Extracted information:
Begin

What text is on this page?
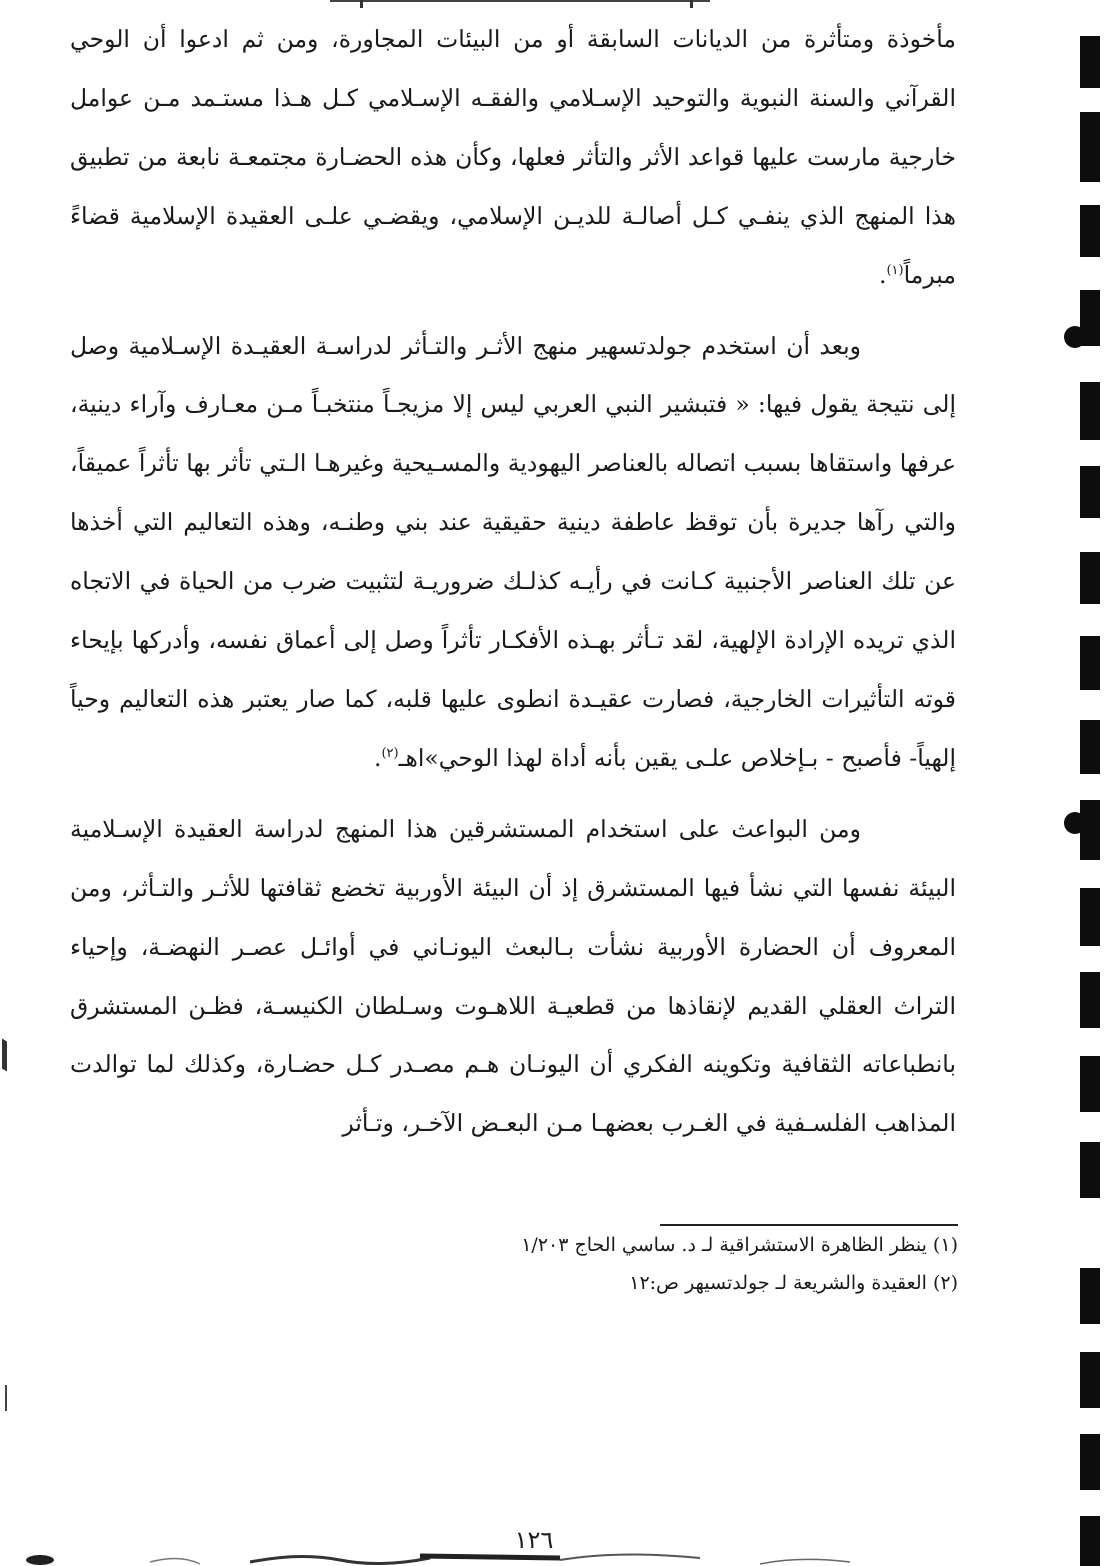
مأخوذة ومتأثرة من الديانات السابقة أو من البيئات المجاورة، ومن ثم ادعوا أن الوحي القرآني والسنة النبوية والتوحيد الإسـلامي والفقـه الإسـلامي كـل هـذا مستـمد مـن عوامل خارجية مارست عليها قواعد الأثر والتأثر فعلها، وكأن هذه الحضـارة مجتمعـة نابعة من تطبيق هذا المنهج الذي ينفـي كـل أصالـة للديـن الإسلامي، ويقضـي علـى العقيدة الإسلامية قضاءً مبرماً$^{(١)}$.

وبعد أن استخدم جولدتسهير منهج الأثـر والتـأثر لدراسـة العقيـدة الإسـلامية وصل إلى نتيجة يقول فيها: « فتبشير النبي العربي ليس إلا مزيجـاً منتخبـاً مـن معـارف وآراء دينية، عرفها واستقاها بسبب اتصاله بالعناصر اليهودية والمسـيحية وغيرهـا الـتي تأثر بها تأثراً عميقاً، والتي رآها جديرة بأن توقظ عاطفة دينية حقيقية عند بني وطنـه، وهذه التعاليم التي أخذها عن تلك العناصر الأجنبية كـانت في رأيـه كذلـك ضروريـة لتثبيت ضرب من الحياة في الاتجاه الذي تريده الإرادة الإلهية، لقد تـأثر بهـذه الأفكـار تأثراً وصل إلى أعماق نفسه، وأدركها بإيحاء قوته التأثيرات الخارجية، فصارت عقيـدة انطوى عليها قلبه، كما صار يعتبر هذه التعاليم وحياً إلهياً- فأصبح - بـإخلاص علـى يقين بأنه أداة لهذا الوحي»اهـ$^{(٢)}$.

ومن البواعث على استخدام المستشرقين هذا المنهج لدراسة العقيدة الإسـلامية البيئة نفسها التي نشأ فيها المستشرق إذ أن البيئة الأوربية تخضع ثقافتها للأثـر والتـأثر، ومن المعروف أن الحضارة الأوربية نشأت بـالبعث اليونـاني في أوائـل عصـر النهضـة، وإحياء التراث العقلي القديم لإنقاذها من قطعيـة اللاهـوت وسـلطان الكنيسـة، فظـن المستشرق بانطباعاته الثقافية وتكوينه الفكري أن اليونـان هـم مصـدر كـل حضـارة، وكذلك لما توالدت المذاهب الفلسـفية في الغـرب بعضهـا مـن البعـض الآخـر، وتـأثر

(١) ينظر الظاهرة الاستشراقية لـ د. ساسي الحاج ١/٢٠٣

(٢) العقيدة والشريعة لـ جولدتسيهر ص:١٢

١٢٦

End
Begin

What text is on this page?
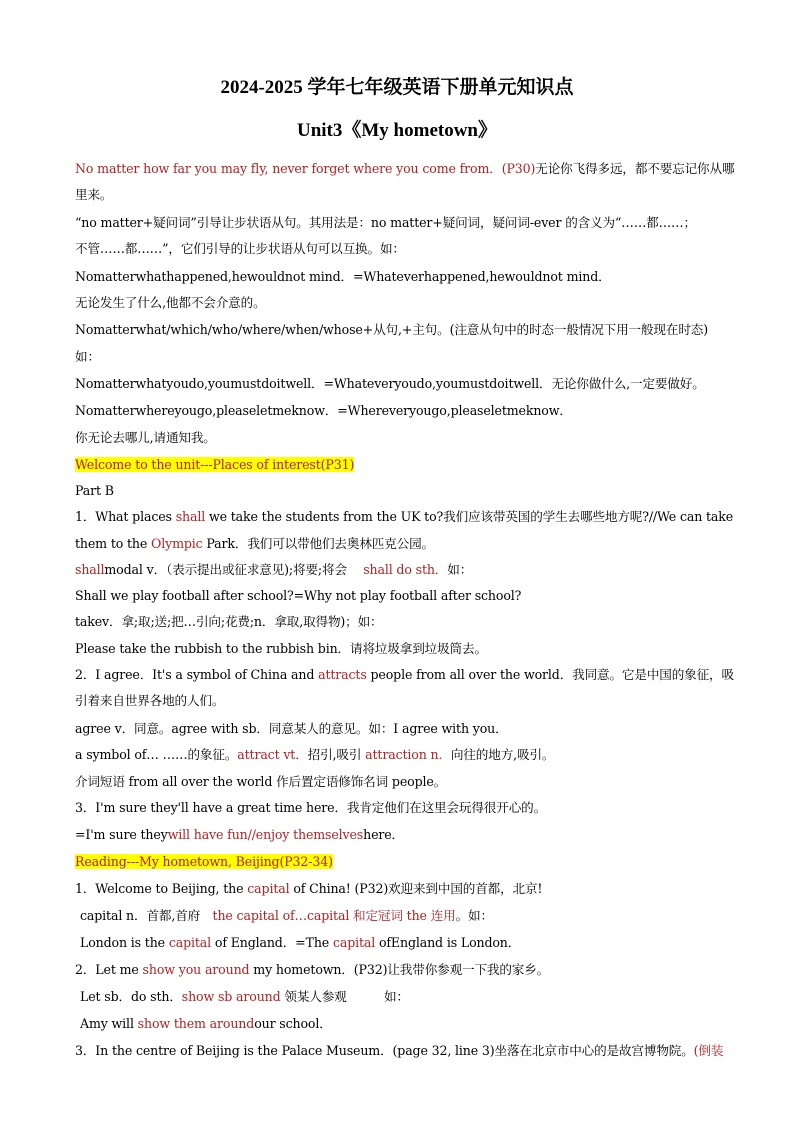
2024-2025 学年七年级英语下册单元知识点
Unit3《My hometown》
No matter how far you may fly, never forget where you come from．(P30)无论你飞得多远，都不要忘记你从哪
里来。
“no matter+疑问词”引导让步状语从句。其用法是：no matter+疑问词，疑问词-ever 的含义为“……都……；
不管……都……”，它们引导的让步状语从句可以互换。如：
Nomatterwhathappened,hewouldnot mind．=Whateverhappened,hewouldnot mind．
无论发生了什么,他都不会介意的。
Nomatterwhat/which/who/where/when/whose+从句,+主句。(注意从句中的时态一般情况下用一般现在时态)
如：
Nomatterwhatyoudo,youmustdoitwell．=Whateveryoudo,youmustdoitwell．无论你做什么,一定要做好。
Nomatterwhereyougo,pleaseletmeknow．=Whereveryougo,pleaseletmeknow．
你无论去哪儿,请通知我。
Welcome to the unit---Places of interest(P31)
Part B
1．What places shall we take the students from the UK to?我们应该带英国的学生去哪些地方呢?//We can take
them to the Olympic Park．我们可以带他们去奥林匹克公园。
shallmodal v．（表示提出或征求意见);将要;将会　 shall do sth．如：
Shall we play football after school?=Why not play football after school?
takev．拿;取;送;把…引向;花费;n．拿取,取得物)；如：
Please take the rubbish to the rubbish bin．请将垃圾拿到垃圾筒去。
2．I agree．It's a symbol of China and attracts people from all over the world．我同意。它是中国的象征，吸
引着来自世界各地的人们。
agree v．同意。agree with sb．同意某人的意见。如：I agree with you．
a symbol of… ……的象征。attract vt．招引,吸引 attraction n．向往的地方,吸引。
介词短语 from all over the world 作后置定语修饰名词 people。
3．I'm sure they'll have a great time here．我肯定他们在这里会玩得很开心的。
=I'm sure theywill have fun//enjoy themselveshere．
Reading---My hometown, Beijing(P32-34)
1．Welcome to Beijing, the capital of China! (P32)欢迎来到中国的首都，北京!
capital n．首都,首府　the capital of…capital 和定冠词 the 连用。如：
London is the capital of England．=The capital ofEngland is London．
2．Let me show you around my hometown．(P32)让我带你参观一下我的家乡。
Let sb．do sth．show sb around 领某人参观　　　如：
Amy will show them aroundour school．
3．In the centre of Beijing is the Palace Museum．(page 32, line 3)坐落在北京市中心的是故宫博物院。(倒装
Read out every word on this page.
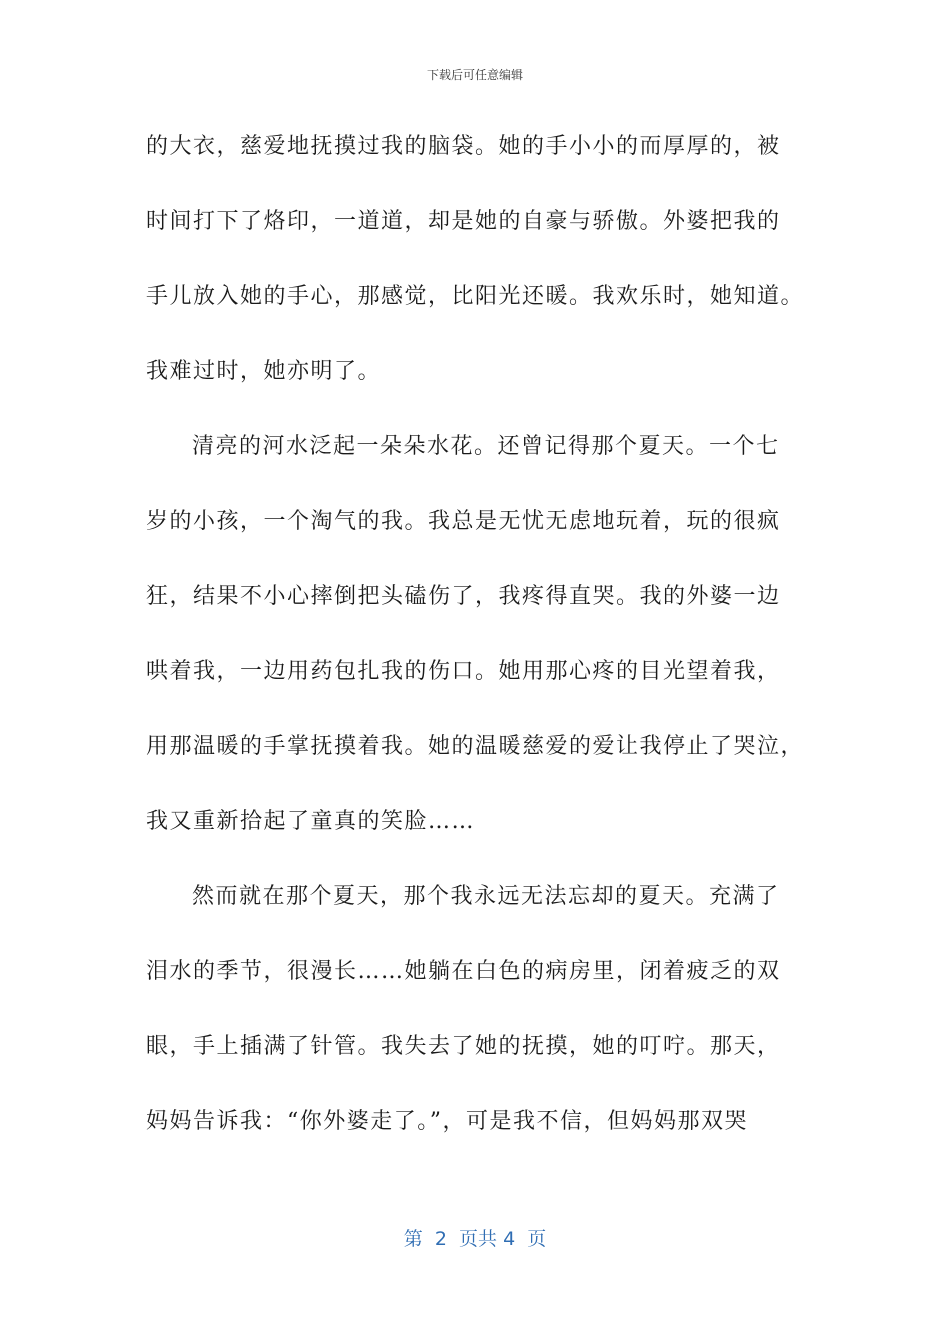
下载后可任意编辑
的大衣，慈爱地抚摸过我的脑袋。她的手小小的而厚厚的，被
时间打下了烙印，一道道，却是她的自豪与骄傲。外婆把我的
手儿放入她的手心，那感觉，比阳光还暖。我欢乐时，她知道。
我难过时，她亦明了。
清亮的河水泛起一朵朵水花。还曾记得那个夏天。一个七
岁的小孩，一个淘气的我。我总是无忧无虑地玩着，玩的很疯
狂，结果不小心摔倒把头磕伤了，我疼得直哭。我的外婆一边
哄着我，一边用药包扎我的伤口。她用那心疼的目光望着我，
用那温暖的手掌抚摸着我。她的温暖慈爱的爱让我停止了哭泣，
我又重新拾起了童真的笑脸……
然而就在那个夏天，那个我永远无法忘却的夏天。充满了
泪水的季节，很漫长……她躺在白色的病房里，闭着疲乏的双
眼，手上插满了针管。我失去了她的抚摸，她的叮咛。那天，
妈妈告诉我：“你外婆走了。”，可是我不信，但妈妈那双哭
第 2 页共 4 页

End

Aim of the exercise: Scan the data above and copy every line with "over" in it.

Right answer:
2．I agree．It's a symbol of China and attracts people from all over the world．我同意。它是中国的象征，吸
介词短语 from all over the world 作后置定语修饰名词 people。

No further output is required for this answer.